• _AIM_: Recast the material as a numbered list, beginning at its first line and stopping after the line that contains "svg-text:FE: FE [2253, 34, 2270, 49]". Leave out any blank lines.

<<<<

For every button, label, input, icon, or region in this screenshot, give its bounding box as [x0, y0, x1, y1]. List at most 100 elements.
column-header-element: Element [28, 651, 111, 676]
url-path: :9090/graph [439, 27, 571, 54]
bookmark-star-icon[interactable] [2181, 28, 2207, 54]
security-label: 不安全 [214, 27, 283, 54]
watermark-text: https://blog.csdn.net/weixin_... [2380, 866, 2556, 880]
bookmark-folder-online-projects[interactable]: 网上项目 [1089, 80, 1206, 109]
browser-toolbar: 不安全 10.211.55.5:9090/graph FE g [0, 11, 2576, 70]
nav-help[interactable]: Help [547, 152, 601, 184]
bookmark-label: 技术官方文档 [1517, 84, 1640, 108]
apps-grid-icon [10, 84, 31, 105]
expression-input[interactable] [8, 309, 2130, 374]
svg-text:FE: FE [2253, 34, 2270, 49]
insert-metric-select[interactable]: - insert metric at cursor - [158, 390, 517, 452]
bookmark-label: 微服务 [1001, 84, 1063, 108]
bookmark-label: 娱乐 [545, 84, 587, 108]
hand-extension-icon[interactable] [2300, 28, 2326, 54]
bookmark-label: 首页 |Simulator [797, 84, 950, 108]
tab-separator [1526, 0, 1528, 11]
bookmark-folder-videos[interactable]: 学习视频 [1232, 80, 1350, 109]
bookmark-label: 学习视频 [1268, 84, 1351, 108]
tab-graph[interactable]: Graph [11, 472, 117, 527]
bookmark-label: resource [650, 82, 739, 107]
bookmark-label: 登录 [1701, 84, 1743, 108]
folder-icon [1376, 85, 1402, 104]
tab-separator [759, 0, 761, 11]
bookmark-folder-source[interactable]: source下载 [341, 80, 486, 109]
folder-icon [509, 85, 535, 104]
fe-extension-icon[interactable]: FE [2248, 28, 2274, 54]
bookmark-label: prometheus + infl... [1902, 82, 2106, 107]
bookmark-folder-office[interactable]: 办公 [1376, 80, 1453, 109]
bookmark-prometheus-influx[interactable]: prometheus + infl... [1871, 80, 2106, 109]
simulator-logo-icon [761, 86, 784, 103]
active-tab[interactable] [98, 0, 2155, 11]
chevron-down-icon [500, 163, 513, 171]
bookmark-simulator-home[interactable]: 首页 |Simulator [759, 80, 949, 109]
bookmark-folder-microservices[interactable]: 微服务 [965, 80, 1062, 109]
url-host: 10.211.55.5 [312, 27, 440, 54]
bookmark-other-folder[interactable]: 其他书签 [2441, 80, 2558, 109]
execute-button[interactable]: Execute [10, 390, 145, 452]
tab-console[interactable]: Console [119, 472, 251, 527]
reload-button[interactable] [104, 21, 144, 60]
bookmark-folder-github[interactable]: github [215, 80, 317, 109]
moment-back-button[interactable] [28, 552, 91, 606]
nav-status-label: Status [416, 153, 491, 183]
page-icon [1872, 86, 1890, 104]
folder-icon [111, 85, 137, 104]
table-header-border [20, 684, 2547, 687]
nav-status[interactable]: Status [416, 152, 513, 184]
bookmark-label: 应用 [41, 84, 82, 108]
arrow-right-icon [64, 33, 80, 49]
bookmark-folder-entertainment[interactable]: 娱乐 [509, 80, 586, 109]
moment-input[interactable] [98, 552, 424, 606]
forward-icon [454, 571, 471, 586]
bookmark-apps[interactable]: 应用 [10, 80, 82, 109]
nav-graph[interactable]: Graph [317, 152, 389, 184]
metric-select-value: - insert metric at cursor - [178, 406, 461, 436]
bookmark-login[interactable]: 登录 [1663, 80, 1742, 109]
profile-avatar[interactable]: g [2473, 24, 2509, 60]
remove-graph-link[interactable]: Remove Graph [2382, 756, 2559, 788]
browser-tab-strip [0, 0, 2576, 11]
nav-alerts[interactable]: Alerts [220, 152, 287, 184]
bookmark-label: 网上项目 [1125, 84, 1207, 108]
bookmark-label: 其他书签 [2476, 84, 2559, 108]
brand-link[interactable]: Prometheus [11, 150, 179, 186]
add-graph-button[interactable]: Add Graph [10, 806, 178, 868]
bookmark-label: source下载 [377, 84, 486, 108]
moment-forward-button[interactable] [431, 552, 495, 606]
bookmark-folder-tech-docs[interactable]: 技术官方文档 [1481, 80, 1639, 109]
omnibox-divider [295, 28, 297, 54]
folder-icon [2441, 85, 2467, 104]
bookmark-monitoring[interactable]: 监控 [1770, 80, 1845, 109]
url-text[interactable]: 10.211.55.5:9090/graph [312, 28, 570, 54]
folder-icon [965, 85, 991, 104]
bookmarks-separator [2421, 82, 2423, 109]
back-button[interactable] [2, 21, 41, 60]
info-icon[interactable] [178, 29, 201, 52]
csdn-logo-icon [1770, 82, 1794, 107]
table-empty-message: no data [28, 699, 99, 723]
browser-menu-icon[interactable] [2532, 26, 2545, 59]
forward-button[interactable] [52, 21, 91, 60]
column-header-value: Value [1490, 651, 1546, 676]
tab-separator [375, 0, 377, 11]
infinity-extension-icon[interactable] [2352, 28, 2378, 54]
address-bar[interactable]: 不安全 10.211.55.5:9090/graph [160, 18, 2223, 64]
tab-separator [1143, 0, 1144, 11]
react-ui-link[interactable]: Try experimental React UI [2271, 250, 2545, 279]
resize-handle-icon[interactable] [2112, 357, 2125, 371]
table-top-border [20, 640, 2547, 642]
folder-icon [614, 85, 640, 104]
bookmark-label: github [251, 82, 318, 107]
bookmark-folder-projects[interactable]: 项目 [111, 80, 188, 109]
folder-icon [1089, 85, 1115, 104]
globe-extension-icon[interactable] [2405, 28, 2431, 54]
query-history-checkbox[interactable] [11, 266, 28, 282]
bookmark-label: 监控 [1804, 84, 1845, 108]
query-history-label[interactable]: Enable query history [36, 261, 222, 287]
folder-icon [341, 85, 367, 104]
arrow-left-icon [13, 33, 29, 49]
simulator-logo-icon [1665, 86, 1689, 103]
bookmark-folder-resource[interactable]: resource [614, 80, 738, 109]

>>>>

• _EXERCISE RESULT_:
1. For every button, label, input, icon, or region in this screenshot, give its bounding box as [x0, y0, x1, y1]. List at most 100 elements.
2. column-header-element: Element [28, 651, 111, 676]
3. url-path: :9090/graph [439, 27, 571, 54]
4. bookmark-star-icon[interactable] [2181, 28, 2207, 54]
5. security-label: 不安全 [214, 27, 283, 54]
6. watermark-text: https://blog.csdn.net/weixin_... [2380, 866, 2556, 880]
7. bookmark-folder-online-projects[interactable]: 网上项目 [1089, 80, 1206, 109]
8. browser-toolbar: 不安全 10.211.55.5:9090/graph FE g [0, 11, 2576, 70]
9. nav-help[interactable]: Help [547, 152, 601, 184]
10. bookmark-label: 技术官方文档 [1517, 84, 1640, 108]
11. apps-grid-icon [10, 84, 31, 105]
12. expression-input[interactable] [8, 309, 2130, 374]
13. svg-text:FE: FE [2253, 34, 2270, 49]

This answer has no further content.